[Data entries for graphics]
=====
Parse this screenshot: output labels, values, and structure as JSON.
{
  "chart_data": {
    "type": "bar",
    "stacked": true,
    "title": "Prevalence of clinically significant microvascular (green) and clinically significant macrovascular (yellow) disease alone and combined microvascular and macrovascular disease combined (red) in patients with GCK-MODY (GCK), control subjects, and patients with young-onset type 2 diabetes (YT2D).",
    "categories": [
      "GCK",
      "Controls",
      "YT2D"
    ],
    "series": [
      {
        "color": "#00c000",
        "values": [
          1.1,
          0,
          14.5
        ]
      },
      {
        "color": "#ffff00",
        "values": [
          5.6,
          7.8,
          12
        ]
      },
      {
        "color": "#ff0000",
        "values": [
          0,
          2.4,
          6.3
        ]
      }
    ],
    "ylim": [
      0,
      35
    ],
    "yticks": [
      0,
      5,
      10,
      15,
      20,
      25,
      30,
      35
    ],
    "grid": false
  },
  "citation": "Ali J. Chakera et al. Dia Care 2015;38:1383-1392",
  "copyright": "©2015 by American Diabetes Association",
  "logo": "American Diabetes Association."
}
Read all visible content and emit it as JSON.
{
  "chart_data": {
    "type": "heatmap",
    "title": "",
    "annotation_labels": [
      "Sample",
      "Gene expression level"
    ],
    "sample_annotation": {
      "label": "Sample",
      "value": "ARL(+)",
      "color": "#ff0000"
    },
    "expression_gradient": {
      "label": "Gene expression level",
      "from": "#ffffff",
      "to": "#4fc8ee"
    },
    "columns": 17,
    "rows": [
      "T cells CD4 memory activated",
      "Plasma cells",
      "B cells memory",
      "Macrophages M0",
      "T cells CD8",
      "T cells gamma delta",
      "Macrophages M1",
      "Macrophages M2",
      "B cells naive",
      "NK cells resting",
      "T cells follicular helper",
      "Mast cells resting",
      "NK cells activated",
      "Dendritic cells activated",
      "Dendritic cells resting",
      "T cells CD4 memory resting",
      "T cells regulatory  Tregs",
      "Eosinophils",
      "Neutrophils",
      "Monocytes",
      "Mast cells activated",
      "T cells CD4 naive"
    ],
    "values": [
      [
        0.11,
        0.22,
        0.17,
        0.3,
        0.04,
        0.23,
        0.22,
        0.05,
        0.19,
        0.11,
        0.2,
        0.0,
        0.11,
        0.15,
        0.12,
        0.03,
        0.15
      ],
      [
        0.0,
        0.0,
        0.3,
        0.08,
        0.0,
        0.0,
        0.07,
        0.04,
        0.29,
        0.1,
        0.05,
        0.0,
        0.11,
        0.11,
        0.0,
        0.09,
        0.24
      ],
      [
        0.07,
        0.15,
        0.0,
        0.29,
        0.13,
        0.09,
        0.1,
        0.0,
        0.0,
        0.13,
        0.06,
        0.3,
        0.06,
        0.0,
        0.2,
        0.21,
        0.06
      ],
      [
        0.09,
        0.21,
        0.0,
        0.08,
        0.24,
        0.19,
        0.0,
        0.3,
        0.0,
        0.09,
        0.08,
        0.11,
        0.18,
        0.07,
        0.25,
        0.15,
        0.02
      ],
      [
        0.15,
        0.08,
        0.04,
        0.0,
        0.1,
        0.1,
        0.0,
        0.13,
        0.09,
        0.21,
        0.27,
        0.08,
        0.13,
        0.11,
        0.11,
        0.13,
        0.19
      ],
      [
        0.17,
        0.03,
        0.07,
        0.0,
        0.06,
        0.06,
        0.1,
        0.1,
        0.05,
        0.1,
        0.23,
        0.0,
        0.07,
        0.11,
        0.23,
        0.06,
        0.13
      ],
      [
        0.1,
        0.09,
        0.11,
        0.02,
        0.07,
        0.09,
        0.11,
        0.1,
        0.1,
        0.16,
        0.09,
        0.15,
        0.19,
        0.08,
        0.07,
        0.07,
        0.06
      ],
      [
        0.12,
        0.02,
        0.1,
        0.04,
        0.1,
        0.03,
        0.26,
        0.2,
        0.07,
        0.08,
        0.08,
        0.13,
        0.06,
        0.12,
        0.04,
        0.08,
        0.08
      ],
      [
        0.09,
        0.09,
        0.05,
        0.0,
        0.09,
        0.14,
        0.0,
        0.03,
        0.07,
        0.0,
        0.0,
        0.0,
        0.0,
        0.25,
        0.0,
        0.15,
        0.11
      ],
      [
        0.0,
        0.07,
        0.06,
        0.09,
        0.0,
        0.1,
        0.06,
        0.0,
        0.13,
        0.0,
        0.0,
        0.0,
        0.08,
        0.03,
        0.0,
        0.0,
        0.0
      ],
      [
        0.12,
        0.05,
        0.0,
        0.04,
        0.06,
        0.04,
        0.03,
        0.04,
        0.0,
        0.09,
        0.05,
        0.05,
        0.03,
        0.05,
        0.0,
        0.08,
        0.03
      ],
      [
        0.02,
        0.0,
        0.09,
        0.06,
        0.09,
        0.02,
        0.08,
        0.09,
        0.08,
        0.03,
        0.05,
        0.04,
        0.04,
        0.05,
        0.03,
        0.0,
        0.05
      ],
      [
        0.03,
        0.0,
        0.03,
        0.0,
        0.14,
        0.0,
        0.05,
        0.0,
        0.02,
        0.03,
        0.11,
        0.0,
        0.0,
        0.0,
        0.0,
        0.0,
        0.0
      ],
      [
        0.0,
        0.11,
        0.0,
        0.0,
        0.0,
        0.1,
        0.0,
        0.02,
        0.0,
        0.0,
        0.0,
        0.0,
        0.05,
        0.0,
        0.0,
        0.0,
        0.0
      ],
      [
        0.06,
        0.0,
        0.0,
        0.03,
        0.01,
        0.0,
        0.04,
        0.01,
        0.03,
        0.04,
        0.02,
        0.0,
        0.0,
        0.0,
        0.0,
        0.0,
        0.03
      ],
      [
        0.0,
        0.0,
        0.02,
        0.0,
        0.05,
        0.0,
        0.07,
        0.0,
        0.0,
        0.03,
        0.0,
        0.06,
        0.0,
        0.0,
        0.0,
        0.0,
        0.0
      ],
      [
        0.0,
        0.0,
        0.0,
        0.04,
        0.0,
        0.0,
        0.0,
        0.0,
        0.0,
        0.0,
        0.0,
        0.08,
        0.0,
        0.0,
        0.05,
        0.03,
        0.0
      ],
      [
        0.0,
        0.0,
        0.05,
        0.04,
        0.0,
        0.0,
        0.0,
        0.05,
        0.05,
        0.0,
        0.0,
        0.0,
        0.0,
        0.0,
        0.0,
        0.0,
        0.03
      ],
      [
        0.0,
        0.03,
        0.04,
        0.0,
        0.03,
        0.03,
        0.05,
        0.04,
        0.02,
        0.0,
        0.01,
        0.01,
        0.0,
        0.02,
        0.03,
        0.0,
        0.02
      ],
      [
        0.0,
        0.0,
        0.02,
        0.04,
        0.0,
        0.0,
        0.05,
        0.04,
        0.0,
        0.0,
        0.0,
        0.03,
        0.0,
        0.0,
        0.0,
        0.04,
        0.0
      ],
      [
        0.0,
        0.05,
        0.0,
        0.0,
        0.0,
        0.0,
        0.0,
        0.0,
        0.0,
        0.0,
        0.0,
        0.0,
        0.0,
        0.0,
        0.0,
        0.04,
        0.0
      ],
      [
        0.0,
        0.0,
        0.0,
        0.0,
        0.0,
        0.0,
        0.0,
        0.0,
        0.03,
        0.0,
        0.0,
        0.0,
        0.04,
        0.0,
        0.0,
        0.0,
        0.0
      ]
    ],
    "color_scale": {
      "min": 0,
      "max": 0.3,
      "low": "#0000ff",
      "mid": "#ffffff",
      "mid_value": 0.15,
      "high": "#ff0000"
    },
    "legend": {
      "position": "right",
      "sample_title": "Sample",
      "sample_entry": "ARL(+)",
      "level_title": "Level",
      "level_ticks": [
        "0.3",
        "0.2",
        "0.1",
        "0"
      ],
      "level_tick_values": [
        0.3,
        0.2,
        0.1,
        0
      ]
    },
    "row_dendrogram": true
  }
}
=====
● **Exercise brief**
Work out how many lines in the entries hold the string "American". Your answer should consist solely of that number.

● **Output for this exercise**
2